Extract the complete listing and output it unchanged.

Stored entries
□ □ □

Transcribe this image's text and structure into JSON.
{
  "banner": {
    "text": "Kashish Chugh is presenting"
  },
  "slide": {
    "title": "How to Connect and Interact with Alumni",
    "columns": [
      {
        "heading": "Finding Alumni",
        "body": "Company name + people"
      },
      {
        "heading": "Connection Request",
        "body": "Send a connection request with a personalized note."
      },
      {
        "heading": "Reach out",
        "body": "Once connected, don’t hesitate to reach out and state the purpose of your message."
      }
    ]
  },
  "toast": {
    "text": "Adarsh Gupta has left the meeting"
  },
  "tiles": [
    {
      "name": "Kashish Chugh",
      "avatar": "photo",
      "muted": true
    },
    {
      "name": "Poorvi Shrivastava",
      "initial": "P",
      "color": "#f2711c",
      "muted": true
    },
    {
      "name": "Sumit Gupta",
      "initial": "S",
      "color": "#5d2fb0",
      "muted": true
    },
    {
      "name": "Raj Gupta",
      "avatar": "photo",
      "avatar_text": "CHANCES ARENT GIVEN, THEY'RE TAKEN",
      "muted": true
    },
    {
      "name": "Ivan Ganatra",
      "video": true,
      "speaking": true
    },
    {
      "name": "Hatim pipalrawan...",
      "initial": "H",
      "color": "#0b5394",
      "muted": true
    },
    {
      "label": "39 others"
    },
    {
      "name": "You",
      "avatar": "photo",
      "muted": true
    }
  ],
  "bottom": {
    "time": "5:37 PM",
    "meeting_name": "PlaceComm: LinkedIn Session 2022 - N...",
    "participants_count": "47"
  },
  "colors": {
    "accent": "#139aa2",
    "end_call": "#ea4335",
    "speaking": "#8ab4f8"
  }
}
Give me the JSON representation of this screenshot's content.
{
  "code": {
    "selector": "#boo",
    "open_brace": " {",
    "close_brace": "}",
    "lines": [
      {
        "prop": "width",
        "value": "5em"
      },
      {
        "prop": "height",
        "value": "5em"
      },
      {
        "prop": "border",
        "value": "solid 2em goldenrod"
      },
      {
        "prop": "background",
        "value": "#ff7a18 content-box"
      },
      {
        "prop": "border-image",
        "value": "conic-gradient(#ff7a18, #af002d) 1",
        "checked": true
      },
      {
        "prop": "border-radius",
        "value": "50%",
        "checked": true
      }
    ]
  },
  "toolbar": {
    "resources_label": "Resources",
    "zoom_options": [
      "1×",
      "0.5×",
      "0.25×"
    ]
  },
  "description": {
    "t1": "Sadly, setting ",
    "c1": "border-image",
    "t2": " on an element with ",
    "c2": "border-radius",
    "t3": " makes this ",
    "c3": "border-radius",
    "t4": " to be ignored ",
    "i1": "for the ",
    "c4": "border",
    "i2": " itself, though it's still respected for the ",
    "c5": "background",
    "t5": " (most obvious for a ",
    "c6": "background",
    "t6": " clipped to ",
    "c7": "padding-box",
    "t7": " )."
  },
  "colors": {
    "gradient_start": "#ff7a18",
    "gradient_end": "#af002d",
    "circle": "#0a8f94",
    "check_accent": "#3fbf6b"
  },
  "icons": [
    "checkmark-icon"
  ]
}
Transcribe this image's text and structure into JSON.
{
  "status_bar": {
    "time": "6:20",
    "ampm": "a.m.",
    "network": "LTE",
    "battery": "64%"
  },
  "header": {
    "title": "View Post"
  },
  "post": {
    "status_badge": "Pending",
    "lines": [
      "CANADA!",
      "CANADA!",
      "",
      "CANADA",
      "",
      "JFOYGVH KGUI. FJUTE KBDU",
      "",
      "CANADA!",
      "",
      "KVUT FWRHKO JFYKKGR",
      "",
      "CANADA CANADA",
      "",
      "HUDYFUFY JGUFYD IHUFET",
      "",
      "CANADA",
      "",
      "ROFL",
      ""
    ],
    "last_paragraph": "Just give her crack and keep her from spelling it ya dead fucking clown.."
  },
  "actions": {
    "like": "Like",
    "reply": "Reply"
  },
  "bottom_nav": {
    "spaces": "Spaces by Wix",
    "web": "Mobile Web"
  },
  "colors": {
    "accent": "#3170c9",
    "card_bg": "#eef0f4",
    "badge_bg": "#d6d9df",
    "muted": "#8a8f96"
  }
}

□ □ □

* **REPLY TO THE TASK**
Transcribe this image's text and structure into JSON.
{
  "banner": {
    "text": "Kashish Chugh is presenting"
  },
  "slide": {
    "title": "How to Connect and Interact with Alumni",
    "columns": [
      {
        "heading": "Finding Alumni",
        "body": "Company name + people"
      },
      {
        "heading": "Connection Request",
        "body": "Send a connection request with a personalized note."
      },
      {
        "heading": "Reach out",
        "body": "Once connected, don’t hesitate to reach out and state the purpose of your message."
      }
    ]
  },
  "toast": {
    "text": "Adarsh Gupta has left the meeting"
  },
  "tiles": [
    {
      "name": "Kashish Chugh",
      "avatar": "photo",
      "muted": true
    },
    {
      "name": "Poorvi Shrivastava",
      "initial": "P",
      "color": "#f2711c",
      "muted": true
    },
    {
      "name": "Sumit Gupta",
      "initial": "S",
      "color": "#5d2fb0",
      "muted": true
    },
    {
      "name": "Raj Gupta",
      "avatar": "photo",
      "avatar_text": "CHANCES ARENT GIVEN, THEY'RE TAKEN",
      "muted": true
    },
    {
      "name": "Ivan Ganatra",
      "video": true,
      "speaking": true
    },
    {
      "name": "Hatim pipalrawan...",
      "initial": "H",
      "color": "#0b5394",
      "muted": true
    },
    {
      "label": "39 others"
    },
    {
      "name": "You",
      "avatar": "photo",
      "muted": true
    }
  ],
  "bottom": {
    "time": "5:37 PM",
    "meeting_name": "PlaceComm: LinkedIn Session 2022 - N...",
    "participants_count": "47"
  },
  "colors": {
    "accent": "#139aa2",
    "end_call": "#ea4335",
    "speaking": "#8ab4f8"
  }
}
Give me the JSON representation of this screenshot's content.
{
  "code": {
    "selector": "#boo",
    "open_brace": " {",
    "close_brace": "}",
    "lines": [
      {
        "prop": "width",
        "value": "5em"
      },
      {
        "prop": "height",
        "value": "5em"
      },
      {
        "prop": "border",
        "value": "solid 2em goldenrod"
      },
      {
        "prop": "background",
        "value": "#ff7a18 content-box"
      },
      {
        "prop": "border-image",
        "value": "conic-gradient(#ff7a18, #af002d) 1",
        "checked": true
      },
      {
        "prop": "border-radius",
        "value": "50%",
        "checked": true
      }
    ]
  },
  "toolbar": {
    "resources_label": "Resources",
    "zoom_options": [
      "1×",
      "0.5×",
      "0.25×"
    ]
  },
  "description": {
    "t1": "Sadly, setting ",
    "c1": "border-image",
    "t2": " on an element with ",
    "c2": "border-radius",
    "t3": " makes this ",
    "c3": "border-radius",
    "t4": " to be ignored ",
    "i1": "for the ",
    "c4": "border",
    "i2": " itself, though it's still respected for the ",
    "c5": "background",
    "t5": " (most obvious for a ",
    "c6": "background",
    "t6": " clipped to ",
    "c7": "padding-box",
    "t7": " )."
  },
  "colors": {
    "gradient_start": "#ff7a18",
    "gradient_end": "#af002d",
    "circle": "#0a8f94",
    "check_accent": "#3fbf6b"
  },
  "icons": [
    "checkmark-icon"
  ]
}
Transcribe this image's text and structure into JSON.
{
  "status_bar": {
    "time": "6:20",
    "ampm": "a.m.",
    "network": "LTE",
    "battery": "64%"
  },
  "header": {
    "title": "View Post"
  },
  "post": {
    "status_badge": "Pending",
    "lines": [
      "CANADA!",
      "CANADA!",
      "",
      "CANADA",
      "",
      "JFOYGVH KGUI. FJUTE KBDU",
      "",
      "CANADA!",
      "",
      "KVUT FWRHKO JFYKKGR",
      "",
      "CANADA CANADA",
      "",
      "HUDYFUFY JGUFYD IHUFET",
      "",
      "CANADA",
      "",
      "ROFL",
      ""
    ],
    "last_paragraph": "Just give her crack and keep her from spelling it ya dead fucking clown.."
  },
  "actions": {
    "like": "Like",
    "reply": "Reply"
  },
  "bottom_nav": {
    "spaces": "Spaces by Wix",
    "web": "Mobile Web"
  },
  "colors": {
    "accent": "#3170c9",
    "card_bg": "#eef0f4",
    "badge_bg": "#d6d9df",
    "muted": "#8a8f96"
  }
}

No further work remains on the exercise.